Transcript data for document pages:
▶

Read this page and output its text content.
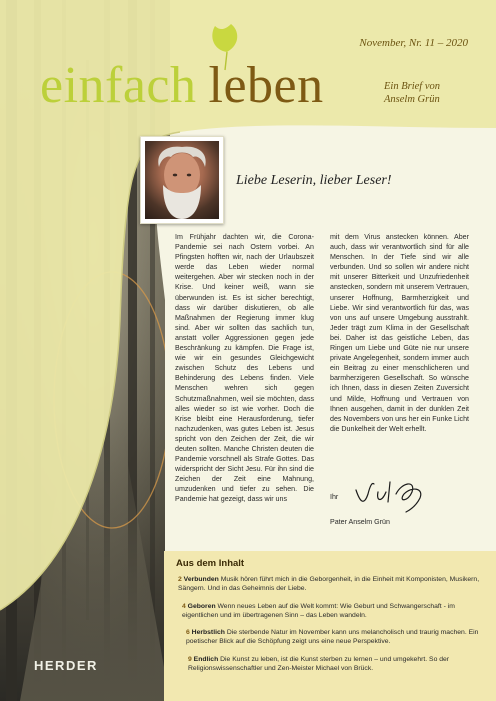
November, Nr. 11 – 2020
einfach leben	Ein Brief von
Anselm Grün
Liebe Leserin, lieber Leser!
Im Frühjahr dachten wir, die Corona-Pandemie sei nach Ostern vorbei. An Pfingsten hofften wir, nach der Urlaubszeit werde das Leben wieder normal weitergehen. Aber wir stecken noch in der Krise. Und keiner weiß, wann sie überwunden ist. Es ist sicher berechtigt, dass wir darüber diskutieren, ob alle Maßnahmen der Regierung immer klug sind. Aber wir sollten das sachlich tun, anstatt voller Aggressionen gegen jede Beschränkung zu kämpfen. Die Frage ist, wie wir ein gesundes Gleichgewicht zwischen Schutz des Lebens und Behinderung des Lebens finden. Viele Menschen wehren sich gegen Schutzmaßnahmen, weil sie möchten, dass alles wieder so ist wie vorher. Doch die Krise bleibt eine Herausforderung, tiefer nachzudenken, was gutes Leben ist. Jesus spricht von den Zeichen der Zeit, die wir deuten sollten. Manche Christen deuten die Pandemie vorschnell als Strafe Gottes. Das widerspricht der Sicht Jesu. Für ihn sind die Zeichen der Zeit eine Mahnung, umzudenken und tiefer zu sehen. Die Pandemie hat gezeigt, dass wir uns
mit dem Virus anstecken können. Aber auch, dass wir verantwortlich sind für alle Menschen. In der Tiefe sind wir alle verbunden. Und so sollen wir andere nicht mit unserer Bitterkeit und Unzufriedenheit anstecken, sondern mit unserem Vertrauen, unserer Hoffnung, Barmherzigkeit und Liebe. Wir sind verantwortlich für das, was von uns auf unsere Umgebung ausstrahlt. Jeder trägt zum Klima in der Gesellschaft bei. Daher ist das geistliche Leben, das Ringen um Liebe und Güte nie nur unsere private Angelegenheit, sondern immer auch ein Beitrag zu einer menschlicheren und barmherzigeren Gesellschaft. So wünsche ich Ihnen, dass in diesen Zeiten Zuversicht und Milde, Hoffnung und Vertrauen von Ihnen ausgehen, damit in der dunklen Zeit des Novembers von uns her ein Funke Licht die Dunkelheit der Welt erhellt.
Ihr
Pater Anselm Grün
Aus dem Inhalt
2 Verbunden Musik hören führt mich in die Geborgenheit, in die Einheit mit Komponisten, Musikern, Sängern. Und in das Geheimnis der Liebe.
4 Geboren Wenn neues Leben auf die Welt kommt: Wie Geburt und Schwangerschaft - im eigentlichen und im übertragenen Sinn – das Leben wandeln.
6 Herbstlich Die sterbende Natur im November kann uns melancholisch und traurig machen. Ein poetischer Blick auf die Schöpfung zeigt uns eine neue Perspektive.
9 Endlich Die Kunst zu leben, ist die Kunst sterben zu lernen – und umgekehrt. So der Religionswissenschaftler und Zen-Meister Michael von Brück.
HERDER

◀
▶

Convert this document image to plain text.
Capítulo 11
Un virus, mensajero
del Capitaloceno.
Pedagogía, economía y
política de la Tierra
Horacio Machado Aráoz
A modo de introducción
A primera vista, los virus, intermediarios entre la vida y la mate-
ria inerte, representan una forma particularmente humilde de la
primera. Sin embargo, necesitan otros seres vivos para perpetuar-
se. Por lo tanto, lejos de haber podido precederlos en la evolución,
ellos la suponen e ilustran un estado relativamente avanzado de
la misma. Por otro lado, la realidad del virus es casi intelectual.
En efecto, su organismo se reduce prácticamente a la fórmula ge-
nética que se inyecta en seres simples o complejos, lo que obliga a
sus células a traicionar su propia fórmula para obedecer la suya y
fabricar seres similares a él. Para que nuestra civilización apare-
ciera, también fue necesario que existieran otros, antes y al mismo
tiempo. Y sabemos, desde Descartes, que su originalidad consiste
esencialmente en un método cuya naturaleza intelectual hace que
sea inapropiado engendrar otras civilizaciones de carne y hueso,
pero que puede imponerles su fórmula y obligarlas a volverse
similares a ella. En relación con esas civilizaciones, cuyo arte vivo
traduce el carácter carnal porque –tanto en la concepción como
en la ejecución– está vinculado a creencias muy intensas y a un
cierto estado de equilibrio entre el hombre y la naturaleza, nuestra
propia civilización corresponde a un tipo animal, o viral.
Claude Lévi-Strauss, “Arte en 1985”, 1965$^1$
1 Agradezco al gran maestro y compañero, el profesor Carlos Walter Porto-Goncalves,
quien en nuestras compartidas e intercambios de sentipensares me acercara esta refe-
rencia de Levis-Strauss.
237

◀
▶

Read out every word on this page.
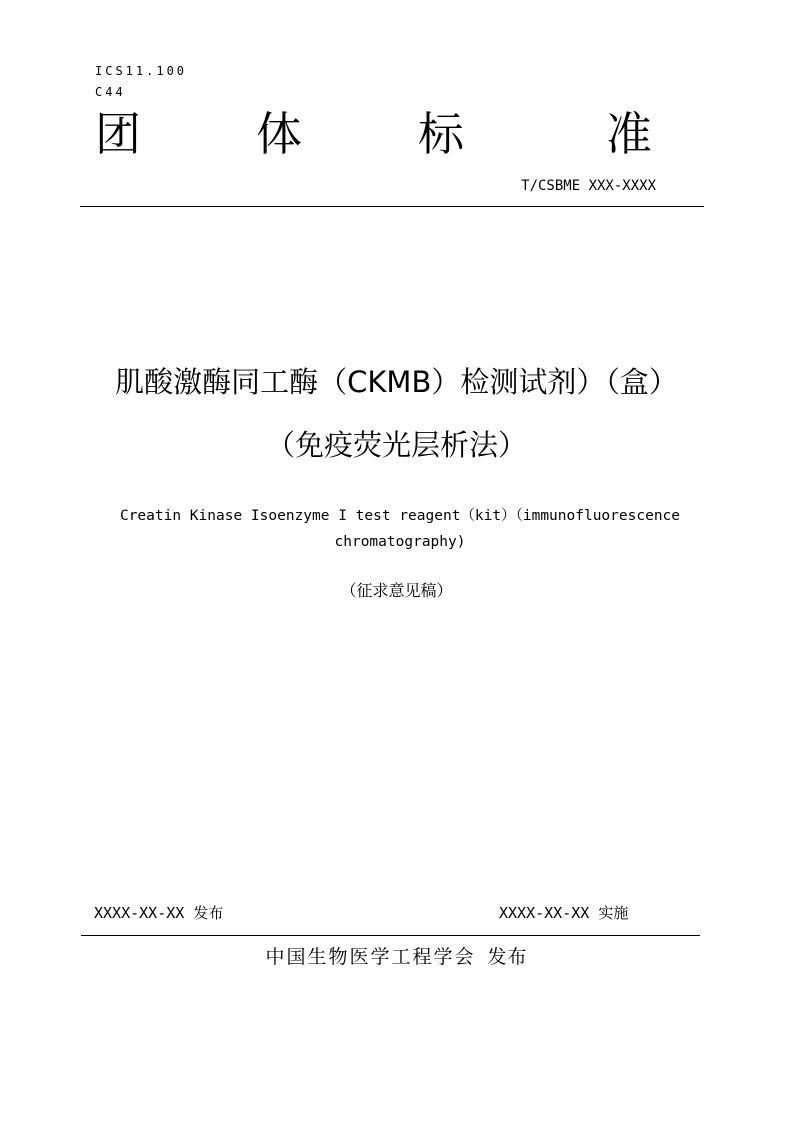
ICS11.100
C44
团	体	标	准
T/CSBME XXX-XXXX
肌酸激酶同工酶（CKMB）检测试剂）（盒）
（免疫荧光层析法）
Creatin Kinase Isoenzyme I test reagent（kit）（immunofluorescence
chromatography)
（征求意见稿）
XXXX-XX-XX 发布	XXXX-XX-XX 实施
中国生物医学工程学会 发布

◀

Each line of the entries holding the string "naturaleza" should be found and copied.

> ANSWER SECTION:
esencialmente en un método cuya naturaleza intelectual hace que
cierto estado de equilibrio entre el hombre y la naturaleza, nuestra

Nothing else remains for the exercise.